##### Material for this exercise #####
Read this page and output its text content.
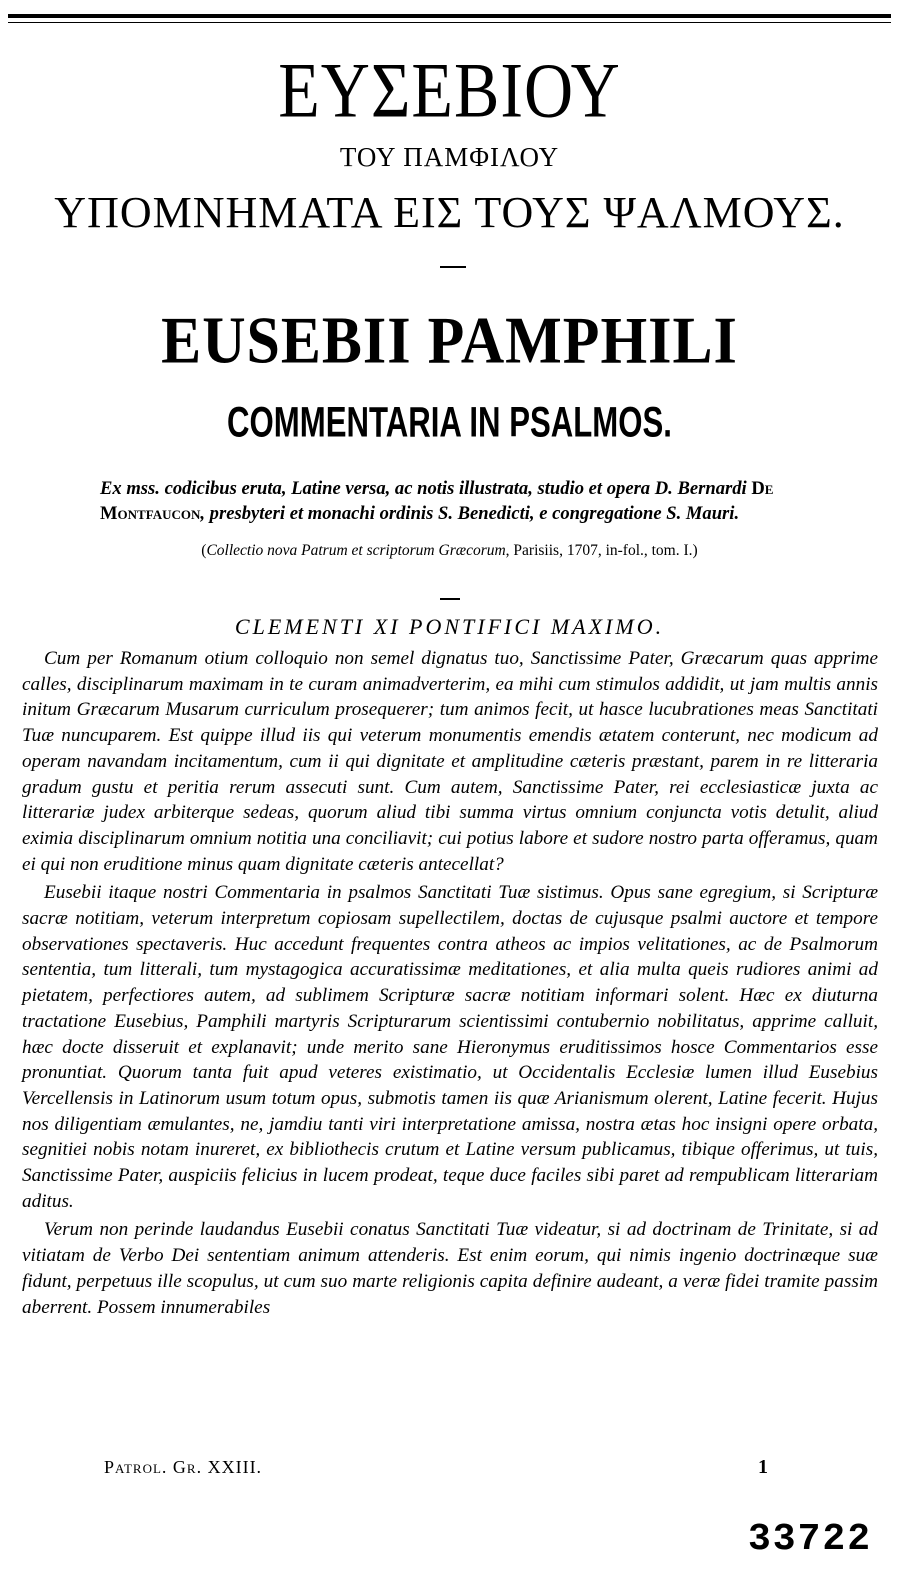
ΕΥΣΕΒΙΟΥ
ΤΟΥ ΠΑΜΦΙΛΟΥ
ΥΠΟΜΝΗΜΑΤΑ ΕΙΣ ΤΟΥΣ ΨΑΛΜΟΥΣ.
EUSEBII PAMPHILI
COMMENTARIA IN PSALMOS.
Ex mss. codicibus eruta, Latine versa, ac notis illustrata, studio et opera D. Bernardi De
Montfaucon, presbyteri et monachi ordinis S. Benedicti, e congregatione S. Mauri.
(Collectio nova Patrum et scriptorum Græcorum, Parisiis, 1707, in-fol., tom. I.)
CLEMENTI XI PONTIFICI MAXIMO.

Cum per Romanum otium colloquio non semel dignatus tuo, Sanctissime Pater, Græcarum quas apprime calles, disciplinarum maximam in te curam animadverterim, ea mihi cum stimulos addidit, ut jam multis annis initum Græcarum Musarum curriculum prosequerer; tum animos fecit, ut hasce lucubrationes meas Sanctitati Tuæ nuncuparem. Est quippe illud iis qui veterum monumentis emendis ætatem conterunt, nec modicum ad operam navandam incitamentum, cum ii qui dignitate et amplitudine cæteris præstant, parem in re litteraria gradum gustu et peritia rerum assecuti sunt. Cum autem, Sanctissime Pater, rei ecclesiasticæ juxta ac litterariæ judex arbiterque sedeas, quorum aliud tibi summa virtus omnium conjuncta votis detulit, aliud eximia disciplinarum omnium notitia una conciliavit; cui potius labore et sudore nostro parta offeramus, quam ei qui non eruditione minus quam dignitate cæteris antecellat?

Eusebii itaque nostri Commentaria in psalmos Sanctitati Tuæ sistimus. Opus sane egregium, si Scripturæ sacræ notitiam, veterum interpretum copiosam supellectilem, doctas de cujusque psalmi auctore et tempore observationes spectaveris. Huc accedunt frequentes contra atheos ac impios velitationes, ac de Psalmorum sententia, tum litterali, tum mystagogica accuratissimæ meditationes, et alia multa queis rudiores animi ad pietatem, perfectiores autem, ad sublimem Scripturæ sacræ notitiam informari solent. Hæc ex diuturna tractatione Eusebius, Pamphili martyris Scripturarum scientissimi contubernio nobilitatus, apprime calluit, hæc docte disseruit et explanavit; unde merito sane Hieronymus eruditissimos hosce Commentarios esse pronuntiat. Quorum tanta fuit apud veteres existimatio, ut Occidentalis Ecclesiæ lumen illud Eusebius Vercellensis in Latinorum usum totum opus, submotis tamen iis quæ Arianismum olerent, Latine fecerit. Hujus nos diligentiam æmulantes, ne, jamdiu tanti viri interpretatione amissa, nostra ætas hoc insigni opere orbata, segnitiei nobis notam inureret, ex bibliothecis crutum et Latine versum publicamus, tibique offerimus, ut tuis, Sanctissime Pater, auspiciis felicius in lucem prodeat, teque duce faciles sibi paret ad rempublicam litterariam aditus.

Verum non perinde laudandus Eusebii conatus Sanctitati Tuæ videatur, si ad doctrinam de Trinitate, si ad vitiatam de Verbo Dei sententiam animum attenderis. Est enim eorum, qui nimis ingenio doctrinæque suæ fidunt, perpetuus ille scopulus, ut cum suo marte religionis capita definire audeant, a veræ fidei tramite passim aberrent. Possem innumerabiles

Patrol. Gr. XXIII.	1
33722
#####
_Set task_
Show all lines in the entries above where the word "Latine" appears.

_Exercise answer_
Ex mss. codicibus eruta, Latine versa, ac notis illustrata, studio et opera D. Bernardi De
Eusebii itaque nostri Commentaria in psalmos Sanctitati Tuæ sistimus. Opus sane egregium, si Scripturæ sacræ notitiam, veterum interpretum copiosam supellectilem, doctas de cujusque psalmi auctore et tempore observationes spectaveris. Huc accedunt frequentes contra atheos ac impios velitationes, ac de Psalmorum sententia, tum litterali, tum mystagogica accuratissimæ meditationes, et alia multa queis rudiores animi ad pietatem, perfectiores autem, ad sublimem Scripturæ sacræ notitiam informari solent. Hæc ex diuturna tractatione Eusebius, Pamphili martyris Scripturarum scientissimi contubernio nobilitatus, apprime calluit, hæc docte disseruit et explanavit; unde merito sane Hieronymus eruditissimos hosce Commentarios esse pronuntiat. Quorum tanta fuit apud veteres existimatio, ut Occidentalis Ecclesiæ lumen illud Eusebius Vercellensis in Latinorum usum totum opus, submotis tamen iis quæ Arianismum olerent, Latine fecerit. Hujus nos diligentiam æmulantes, ne, jamdiu tanti viri interpretatione amissa, nostra ætas hoc insigni opere orbata, segnitiei nobis notam inureret, ex bibliothecis crutum et Latine versum publicamus, tibique offerimus, ut tuis, Sanctissime Pater, auspiciis felicius in lucem prodeat, teque duce faciles sibi paret ad rempublicam litterariam aditus.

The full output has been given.